* BEGIN Data shown *

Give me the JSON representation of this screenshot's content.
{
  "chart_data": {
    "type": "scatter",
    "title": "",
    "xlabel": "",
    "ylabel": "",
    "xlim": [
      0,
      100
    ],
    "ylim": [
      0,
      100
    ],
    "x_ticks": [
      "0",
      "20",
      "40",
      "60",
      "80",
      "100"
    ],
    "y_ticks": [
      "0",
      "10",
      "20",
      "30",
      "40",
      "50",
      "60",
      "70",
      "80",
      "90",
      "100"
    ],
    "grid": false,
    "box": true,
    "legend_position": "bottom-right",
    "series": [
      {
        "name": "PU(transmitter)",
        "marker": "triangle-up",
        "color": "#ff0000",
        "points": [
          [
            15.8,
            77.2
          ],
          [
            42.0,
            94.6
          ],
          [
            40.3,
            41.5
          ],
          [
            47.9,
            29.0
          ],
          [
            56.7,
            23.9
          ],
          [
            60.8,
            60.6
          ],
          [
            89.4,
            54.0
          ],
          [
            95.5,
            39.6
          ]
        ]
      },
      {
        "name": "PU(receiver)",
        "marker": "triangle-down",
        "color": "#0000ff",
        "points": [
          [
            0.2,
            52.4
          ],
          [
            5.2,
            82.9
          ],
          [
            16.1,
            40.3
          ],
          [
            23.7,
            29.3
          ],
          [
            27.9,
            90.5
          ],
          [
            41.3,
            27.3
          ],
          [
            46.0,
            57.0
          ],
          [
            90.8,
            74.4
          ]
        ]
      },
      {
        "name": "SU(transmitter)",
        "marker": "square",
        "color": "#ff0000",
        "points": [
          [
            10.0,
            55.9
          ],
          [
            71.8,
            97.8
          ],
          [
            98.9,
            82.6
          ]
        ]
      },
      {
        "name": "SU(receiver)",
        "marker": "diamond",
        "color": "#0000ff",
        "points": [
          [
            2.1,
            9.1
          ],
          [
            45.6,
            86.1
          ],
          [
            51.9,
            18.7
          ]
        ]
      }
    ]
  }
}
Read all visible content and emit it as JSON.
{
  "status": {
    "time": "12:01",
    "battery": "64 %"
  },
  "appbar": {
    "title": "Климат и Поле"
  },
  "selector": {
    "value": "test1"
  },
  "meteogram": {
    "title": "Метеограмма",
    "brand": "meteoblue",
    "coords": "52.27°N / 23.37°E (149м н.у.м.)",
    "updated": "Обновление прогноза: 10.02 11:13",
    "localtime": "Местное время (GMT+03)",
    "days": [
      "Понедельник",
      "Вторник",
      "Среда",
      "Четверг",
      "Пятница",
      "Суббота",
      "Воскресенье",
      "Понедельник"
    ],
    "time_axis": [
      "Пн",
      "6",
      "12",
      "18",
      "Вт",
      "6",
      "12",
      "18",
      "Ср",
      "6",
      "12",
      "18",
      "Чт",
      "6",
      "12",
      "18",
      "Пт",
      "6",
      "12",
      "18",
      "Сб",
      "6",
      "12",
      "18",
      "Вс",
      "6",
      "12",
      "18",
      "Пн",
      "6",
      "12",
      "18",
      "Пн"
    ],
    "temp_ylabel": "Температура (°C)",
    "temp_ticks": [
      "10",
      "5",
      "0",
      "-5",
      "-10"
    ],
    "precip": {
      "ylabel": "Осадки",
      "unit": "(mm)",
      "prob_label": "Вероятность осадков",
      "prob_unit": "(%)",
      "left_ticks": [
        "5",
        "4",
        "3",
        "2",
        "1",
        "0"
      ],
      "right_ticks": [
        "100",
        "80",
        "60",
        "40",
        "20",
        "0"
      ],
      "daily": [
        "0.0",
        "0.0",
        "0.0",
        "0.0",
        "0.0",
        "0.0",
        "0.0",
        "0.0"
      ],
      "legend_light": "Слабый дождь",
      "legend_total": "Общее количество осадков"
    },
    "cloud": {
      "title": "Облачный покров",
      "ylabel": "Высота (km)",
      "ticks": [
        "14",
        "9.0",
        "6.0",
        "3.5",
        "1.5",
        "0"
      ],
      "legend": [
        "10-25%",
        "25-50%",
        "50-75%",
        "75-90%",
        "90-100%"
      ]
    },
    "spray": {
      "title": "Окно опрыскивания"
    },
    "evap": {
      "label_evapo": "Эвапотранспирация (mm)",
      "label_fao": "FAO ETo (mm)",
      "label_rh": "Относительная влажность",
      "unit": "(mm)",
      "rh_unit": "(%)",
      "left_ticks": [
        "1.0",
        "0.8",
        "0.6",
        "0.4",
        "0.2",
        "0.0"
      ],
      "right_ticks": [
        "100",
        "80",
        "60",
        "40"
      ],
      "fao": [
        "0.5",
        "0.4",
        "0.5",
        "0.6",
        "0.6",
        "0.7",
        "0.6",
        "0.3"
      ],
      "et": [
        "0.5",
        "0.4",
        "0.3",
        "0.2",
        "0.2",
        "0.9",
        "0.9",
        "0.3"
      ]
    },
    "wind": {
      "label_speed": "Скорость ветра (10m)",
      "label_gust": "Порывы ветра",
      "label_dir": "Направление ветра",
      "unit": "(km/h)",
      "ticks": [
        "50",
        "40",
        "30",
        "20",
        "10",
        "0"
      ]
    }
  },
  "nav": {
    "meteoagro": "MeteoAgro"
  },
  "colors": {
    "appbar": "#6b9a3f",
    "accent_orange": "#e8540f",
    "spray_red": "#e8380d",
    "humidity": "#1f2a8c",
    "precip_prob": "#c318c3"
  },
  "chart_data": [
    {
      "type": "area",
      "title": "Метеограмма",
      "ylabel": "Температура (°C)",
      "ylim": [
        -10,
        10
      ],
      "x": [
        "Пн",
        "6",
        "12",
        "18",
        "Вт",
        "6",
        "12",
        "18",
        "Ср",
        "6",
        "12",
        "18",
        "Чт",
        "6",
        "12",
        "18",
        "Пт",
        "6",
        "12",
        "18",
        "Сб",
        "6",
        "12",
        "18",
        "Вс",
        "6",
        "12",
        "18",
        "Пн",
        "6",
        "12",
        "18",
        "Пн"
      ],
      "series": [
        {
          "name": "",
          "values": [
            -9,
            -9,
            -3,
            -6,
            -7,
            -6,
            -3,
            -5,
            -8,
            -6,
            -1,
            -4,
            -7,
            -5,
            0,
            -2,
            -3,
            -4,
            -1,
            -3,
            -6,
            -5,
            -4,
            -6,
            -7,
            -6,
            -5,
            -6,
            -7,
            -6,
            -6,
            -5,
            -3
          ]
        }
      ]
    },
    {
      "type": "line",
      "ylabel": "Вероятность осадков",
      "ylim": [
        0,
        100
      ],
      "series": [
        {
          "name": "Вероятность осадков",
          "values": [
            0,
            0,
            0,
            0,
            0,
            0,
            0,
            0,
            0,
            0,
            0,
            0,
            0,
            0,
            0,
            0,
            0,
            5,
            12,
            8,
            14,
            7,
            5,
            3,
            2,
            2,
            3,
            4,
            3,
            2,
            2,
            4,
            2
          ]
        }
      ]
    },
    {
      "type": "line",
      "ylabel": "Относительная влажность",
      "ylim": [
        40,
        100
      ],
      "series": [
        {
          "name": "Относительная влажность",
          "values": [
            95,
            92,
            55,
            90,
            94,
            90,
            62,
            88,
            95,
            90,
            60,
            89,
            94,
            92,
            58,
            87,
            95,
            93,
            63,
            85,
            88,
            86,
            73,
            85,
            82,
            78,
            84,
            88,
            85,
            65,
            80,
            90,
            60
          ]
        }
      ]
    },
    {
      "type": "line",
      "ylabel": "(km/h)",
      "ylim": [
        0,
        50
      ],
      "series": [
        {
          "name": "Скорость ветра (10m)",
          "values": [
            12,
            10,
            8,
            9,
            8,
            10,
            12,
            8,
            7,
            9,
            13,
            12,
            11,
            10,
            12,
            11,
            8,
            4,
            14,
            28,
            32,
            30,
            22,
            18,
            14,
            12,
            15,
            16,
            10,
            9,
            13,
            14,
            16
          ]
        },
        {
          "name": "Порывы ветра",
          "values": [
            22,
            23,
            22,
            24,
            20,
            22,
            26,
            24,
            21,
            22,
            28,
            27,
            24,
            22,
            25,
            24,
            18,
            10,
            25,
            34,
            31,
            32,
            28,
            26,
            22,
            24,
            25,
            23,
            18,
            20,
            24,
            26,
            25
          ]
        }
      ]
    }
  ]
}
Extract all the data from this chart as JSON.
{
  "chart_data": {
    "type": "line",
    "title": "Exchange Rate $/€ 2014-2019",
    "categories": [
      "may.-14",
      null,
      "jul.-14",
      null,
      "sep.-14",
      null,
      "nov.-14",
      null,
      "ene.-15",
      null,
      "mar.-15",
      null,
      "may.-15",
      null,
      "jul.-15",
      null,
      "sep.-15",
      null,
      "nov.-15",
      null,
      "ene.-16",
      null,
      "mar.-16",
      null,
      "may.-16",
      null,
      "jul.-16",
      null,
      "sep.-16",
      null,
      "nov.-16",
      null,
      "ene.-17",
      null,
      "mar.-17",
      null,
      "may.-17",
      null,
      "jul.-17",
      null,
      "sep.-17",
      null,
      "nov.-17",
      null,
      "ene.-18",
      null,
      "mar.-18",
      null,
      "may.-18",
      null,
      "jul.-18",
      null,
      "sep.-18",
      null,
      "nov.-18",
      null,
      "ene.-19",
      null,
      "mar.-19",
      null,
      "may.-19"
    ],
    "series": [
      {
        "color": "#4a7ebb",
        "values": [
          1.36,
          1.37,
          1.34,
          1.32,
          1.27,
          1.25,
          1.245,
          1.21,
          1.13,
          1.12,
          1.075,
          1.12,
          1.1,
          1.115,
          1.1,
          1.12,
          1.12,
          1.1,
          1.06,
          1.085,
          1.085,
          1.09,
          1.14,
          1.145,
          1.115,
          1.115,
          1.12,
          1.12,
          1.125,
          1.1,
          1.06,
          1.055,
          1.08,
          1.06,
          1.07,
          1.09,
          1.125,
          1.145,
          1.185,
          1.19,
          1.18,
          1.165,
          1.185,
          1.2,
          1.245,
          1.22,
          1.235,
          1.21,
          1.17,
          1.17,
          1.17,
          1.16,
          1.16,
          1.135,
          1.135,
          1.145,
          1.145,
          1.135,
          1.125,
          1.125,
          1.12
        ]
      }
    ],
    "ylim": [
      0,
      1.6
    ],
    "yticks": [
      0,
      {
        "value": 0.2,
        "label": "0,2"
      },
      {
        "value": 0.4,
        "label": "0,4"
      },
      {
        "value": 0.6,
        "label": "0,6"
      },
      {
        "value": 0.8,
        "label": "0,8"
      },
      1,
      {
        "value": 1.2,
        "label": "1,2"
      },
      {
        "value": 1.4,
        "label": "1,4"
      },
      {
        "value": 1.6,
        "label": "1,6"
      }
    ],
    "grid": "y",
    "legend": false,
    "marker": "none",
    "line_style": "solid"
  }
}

* END Data shown *

*The exercise*
Only lines that contain the word "JSON" are wanted; copy each of them.

*In response*
Give me the JSON representation of this screenshot's content.
Read all visible content and emit it as JSON.
Extract all the data from this chart as JSON.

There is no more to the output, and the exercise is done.